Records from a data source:
+++

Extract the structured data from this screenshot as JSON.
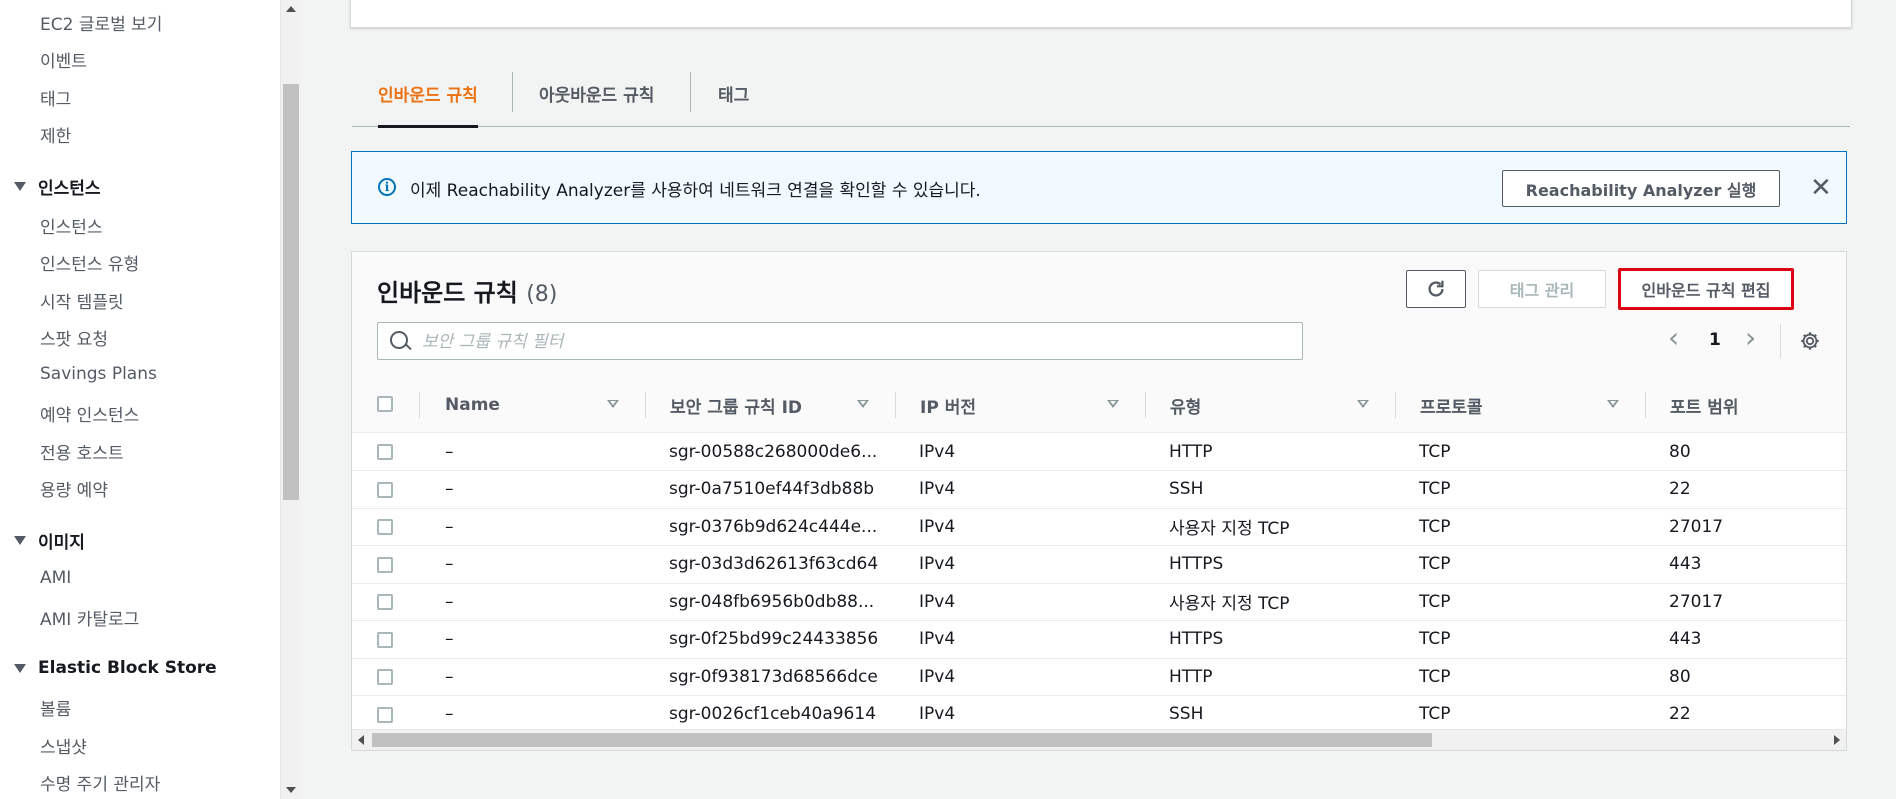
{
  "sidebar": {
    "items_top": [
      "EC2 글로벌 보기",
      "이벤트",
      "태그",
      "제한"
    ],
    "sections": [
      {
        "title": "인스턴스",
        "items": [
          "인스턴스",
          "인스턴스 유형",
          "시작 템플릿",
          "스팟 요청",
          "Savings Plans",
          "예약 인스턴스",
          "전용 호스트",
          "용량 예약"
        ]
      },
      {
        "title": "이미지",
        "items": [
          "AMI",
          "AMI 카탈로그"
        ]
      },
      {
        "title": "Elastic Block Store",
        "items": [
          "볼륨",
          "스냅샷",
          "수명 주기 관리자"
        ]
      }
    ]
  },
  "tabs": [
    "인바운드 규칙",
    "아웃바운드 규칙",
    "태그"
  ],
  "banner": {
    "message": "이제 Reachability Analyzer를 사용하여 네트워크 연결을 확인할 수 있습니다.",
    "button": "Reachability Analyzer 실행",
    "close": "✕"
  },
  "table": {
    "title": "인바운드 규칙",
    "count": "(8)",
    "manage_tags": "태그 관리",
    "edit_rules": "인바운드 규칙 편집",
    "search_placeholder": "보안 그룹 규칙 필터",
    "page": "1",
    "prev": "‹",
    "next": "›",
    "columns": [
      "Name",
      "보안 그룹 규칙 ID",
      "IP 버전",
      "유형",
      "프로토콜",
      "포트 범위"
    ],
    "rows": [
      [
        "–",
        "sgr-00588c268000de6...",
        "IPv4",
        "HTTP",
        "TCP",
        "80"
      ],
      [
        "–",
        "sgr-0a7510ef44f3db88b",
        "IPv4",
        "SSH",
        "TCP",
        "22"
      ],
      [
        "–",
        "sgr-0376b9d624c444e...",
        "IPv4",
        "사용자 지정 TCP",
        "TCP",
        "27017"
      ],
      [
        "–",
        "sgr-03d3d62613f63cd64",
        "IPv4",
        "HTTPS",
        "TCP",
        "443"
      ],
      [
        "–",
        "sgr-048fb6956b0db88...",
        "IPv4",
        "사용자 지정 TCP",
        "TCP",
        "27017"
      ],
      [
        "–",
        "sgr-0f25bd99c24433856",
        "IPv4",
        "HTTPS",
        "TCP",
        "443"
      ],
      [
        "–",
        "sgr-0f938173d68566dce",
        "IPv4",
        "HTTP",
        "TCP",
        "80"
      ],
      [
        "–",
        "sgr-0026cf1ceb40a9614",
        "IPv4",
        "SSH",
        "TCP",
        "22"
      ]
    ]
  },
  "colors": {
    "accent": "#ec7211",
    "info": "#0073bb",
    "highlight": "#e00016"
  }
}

+++

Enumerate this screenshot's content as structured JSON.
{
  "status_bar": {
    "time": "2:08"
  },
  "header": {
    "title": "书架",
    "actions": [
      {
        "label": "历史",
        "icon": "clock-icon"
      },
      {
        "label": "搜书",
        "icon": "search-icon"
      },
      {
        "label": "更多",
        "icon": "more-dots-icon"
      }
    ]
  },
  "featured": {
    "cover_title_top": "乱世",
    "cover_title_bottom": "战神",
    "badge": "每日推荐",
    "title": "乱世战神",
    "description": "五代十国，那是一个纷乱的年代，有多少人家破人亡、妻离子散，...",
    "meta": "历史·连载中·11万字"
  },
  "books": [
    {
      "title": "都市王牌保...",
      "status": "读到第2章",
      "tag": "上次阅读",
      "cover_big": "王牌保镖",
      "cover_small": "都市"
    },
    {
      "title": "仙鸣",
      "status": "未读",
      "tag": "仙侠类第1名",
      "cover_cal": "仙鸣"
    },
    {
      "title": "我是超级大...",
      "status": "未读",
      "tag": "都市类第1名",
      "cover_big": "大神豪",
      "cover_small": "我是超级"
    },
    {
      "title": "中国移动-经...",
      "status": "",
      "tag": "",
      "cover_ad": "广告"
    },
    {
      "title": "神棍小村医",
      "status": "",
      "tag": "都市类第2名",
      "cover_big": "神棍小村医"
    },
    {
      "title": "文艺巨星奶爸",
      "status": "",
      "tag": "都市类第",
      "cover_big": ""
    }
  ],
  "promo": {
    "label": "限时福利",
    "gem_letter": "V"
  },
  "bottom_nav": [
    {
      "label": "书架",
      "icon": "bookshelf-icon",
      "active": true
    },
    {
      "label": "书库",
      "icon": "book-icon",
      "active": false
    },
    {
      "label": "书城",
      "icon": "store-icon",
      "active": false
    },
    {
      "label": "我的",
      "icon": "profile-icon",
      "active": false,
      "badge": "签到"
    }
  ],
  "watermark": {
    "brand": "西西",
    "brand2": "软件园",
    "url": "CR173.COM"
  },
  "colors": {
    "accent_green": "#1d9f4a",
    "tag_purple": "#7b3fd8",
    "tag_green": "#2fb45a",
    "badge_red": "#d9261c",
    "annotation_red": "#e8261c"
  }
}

+++

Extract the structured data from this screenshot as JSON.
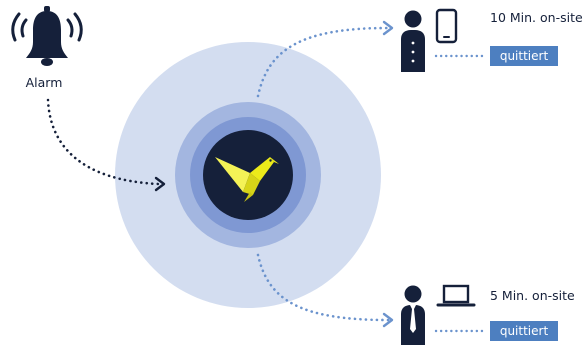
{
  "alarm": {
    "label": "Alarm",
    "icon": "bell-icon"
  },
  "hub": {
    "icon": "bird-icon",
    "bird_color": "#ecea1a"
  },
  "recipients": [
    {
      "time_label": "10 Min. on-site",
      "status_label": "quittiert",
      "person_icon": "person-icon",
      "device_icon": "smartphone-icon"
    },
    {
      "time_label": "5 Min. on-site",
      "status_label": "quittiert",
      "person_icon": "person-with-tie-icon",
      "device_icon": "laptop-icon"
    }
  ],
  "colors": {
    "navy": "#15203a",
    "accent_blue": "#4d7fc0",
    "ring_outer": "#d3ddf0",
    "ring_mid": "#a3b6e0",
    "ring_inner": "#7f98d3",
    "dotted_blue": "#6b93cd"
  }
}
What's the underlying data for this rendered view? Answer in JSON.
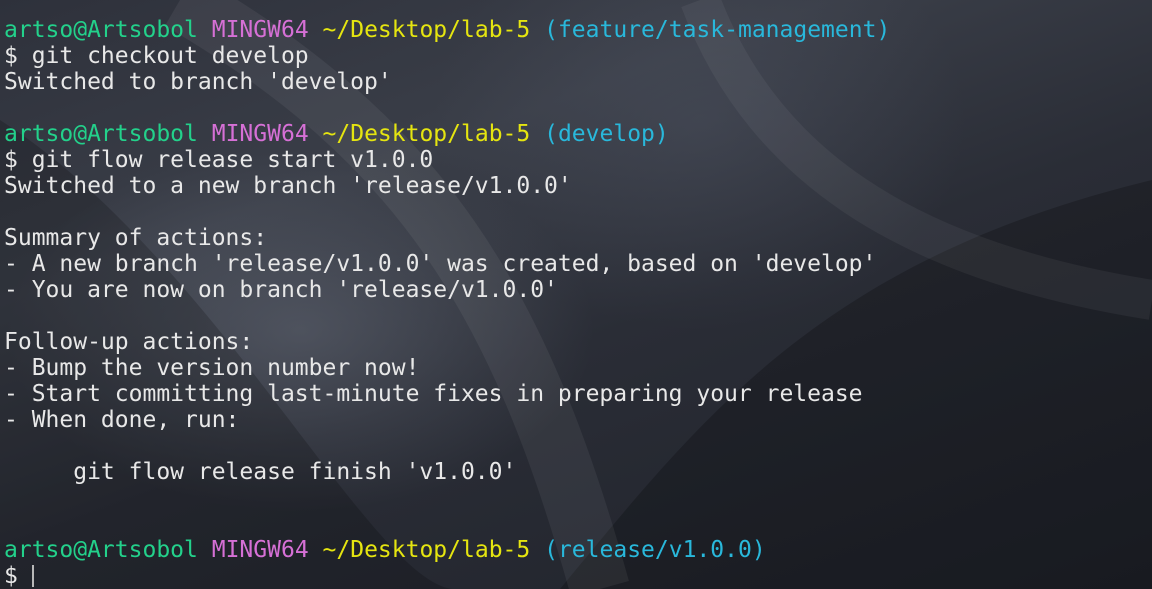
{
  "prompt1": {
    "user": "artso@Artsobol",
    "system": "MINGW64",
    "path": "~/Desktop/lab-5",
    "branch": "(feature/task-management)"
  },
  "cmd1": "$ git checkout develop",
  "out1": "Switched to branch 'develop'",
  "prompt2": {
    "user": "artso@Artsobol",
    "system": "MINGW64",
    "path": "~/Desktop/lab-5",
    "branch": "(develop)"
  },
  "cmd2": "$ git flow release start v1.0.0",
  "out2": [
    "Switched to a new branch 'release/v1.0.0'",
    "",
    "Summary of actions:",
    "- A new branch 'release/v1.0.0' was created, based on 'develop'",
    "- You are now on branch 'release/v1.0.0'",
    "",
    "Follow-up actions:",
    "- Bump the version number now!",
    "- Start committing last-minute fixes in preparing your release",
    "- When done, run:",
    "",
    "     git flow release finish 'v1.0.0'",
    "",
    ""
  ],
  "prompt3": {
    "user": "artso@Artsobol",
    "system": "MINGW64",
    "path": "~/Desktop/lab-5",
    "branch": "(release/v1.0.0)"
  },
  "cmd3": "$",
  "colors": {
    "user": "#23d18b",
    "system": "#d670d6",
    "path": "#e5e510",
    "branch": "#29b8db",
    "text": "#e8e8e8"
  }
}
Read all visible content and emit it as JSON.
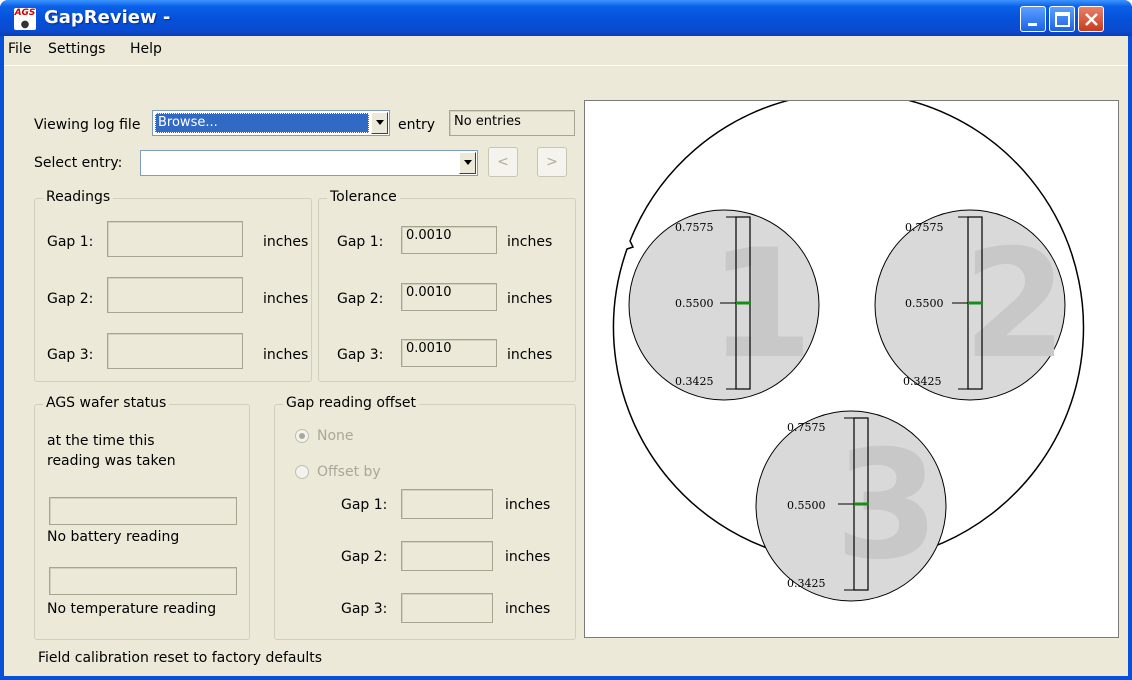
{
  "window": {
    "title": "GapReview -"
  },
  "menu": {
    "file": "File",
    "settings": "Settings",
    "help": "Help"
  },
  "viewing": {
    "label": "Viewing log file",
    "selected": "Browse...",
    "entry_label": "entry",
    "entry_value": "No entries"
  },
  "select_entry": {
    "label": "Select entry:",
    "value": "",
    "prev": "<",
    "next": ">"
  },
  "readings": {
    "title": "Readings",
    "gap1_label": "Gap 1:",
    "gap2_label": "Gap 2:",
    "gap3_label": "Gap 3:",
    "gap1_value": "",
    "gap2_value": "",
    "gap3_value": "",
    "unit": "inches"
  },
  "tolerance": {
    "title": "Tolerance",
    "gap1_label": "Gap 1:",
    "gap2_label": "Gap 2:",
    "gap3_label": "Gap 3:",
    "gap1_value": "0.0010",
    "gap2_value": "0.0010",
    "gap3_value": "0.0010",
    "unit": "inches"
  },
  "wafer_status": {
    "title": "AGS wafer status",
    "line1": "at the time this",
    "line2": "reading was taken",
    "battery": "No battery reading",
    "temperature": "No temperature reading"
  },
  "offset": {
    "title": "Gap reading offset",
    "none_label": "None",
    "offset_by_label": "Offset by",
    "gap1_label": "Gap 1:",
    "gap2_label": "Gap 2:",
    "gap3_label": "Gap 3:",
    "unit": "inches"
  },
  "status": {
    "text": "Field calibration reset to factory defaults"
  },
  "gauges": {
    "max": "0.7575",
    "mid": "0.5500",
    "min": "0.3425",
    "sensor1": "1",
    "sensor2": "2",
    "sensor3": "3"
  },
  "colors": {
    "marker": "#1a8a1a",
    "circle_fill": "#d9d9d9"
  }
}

+++

• **Given request**
Locate all lines in the listing above with the word "actions" and copy them.

• **Full solution**
    "actions": [
    "Summary of actions:",
    "Follow-up actions:",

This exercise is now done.